(Records from a data source)
══════
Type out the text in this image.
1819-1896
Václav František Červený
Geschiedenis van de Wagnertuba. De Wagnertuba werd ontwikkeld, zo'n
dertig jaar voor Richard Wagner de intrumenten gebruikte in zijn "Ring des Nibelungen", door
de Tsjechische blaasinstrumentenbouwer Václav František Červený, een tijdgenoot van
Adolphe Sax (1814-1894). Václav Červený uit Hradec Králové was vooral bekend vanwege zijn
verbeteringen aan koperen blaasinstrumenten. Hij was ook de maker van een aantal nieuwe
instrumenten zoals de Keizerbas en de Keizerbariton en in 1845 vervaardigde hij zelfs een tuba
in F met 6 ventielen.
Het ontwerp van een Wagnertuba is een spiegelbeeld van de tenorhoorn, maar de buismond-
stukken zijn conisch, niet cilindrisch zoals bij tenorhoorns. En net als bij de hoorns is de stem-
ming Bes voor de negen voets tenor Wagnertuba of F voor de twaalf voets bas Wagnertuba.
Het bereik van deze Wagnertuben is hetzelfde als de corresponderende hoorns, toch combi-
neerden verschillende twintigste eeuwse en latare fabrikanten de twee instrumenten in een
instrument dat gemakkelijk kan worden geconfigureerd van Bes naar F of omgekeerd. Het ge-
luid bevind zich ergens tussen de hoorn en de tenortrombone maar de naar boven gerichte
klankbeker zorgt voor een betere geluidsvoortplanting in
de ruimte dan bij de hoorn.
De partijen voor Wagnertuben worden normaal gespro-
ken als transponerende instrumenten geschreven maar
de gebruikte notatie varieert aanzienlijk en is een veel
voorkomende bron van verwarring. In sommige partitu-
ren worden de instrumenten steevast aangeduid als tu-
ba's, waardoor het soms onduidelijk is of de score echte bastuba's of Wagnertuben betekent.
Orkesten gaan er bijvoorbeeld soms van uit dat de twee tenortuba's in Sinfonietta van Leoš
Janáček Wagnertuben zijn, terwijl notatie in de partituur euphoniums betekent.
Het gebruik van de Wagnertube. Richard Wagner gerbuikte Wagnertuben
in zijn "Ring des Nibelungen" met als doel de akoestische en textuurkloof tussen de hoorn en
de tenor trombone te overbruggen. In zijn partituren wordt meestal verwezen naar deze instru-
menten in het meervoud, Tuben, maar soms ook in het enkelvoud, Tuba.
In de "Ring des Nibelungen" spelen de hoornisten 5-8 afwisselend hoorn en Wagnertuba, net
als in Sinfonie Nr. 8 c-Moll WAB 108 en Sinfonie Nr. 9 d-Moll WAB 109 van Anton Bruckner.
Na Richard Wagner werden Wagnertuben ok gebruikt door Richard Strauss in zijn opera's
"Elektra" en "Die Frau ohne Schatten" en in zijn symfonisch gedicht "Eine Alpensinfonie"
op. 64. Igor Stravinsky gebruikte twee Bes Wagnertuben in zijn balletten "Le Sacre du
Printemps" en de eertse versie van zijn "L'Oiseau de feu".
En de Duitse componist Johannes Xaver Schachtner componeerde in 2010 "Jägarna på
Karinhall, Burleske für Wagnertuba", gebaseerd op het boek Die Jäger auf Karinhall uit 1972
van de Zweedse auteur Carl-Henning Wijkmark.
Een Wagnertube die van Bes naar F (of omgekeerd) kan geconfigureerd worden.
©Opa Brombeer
══════
_YOUR INSTRUCTIONS_
Gather each line of the listing that holds the string "tussen".

_RIGHT ANSWER_
luid bevind zich ergens tussen de hoorn en de tenortrombone maar de naar boven gerichte
in zijn "Ring des Nibelungen" met als doel de akoestische en textuurkloof tussen de hoorn en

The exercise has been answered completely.